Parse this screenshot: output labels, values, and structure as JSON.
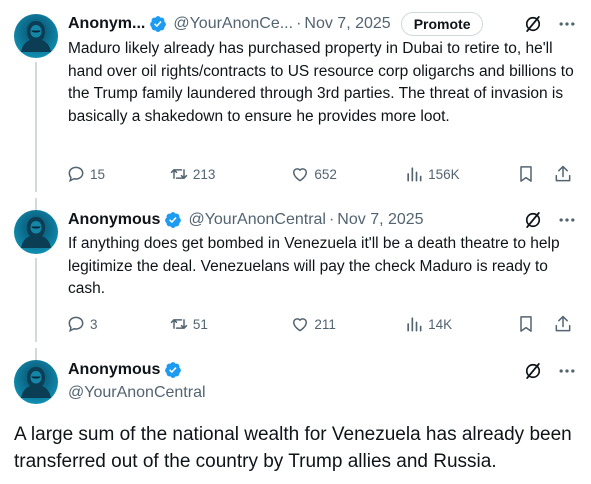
{
  "tweets": [
    {
      "name": "Anonym...",
      "handle": "@YourAnonCe...",
      "date": "Nov 7, 2025",
      "promote_label": "Promote",
      "text": "Maduro likely already has purchased property in Dubai to retire to, he'll hand over oil rights/contracts to US resource corp oligarchs and billions to the Trump family laundered through 3rd parties. The threat of invasion is basically a shakedown to ensure he provides more loot.",
      "replies": "15",
      "retweets": "213",
      "likes": "652",
      "views": "156K"
    },
    {
      "name": "Anonymous",
      "handle": "@YourAnonCentral",
      "date": "Nov 7, 2025",
      "text": "If anything does get bombed in Venezuela it'll be a death theatre to help legitimize the deal. Venezuelans will pay the check Maduro is ready to cash.",
      "replies": "3",
      "retweets": "51",
      "likes": "211",
      "views": "14K"
    },
    {
      "name": "Anonymous",
      "handle": "@YourAnonCentral",
      "text": "A large sum of the national wealth for Venezuela has already been transferred out of the country by Trump allies and Russia."
    }
  ],
  "separator": "·",
  "colors": {
    "verified": "#1d9bf0",
    "muted": "#536471",
    "text": "#0f1419",
    "thread_line": "#cfd9de"
  },
  "icons": [
    "verified-badge-icon",
    "grok-icon",
    "more-icon",
    "reply-icon",
    "retweet-icon",
    "like-icon",
    "views-icon",
    "bookmark-icon",
    "share-icon"
  ]
}
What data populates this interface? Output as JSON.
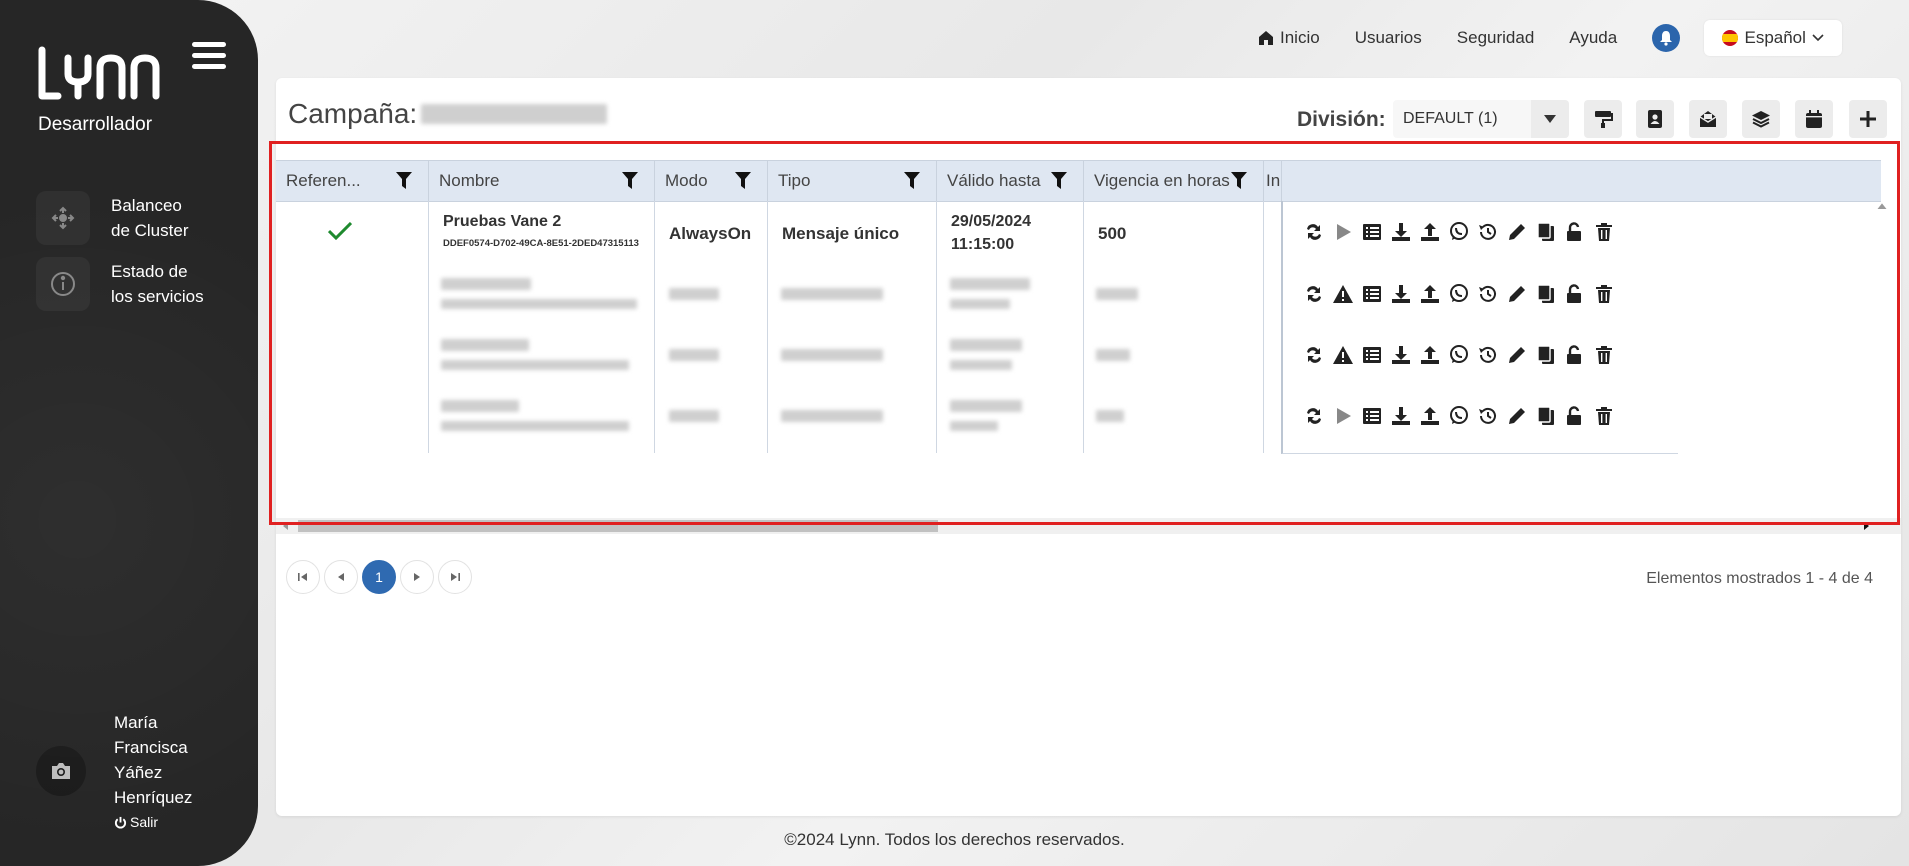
{
  "sidebar": {
    "brand": "LYNN",
    "role": "Desarrollador",
    "items": [
      {
        "label_line1": "Balanceo",
        "label_line2": "de Cluster"
      },
      {
        "label_line1": "Estado de",
        "label_line2": "los servicios"
      }
    ],
    "user": {
      "name_lines": [
        "María",
        "Francisca",
        "Yáñez",
        "Henríquez"
      ],
      "logout": "Salir"
    }
  },
  "topnav": {
    "home": "Inicio",
    "users": "Usuarios",
    "security": "Seguridad",
    "help": "Ayuda",
    "language": "Español"
  },
  "card": {
    "campaign_label": "Campaña:",
    "division_label": "División:",
    "division_value": "DEFAULT (1)"
  },
  "table": {
    "headers": [
      "Referen...",
      "Nombre",
      "Modo",
      "Tipo",
      "Válido hasta",
      "Vigencia en horas",
      "In"
    ],
    "row1": {
      "name": "Pruebas Vane 2",
      "id": "DDEF0574-D702-49CA-8E51-2DED47315113",
      "mode": "AlwaysOn",
      "type": "Mensaje único",
      "valid_date": "29/05/2024",
      "valid_time": "11:15:00",
      "hours": "500"
    }
  },
  "pagination": {
    "current": "1",
    "shown_text": "Elementos mostrados 1 - 4 de 4"
  },
  "footer": "©2024 Lynn. Todos los derechos reservados.",
  "colors": {
    "accent": "#2f6ab1",
    "sidebar": "#262626",
    "header_bg": "#dfe7f2",
    "highlight": "#e02020",
    "check": "#1e8a2e"
  }
}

★ ★ ★ ★ ★ ★ ★

## Your task
Find each line in the records holding the string "Maduro" and show it.

## Reply to the task
      "text": "Maduro likely already has purchased property in Dubai to retire to, he'll hand over oil rights/contracts to US resource corp oligarchs and billions to the Trump family laundered through 3rd parties. The threat of invasion is basically a shakedown to ensure he provides more loot.",
      "text": "If anything does get bombed in Venezuela it'll be a death theatre to help legitimize the deal. Venezuelans will pay the check Maduro is ready to cash.",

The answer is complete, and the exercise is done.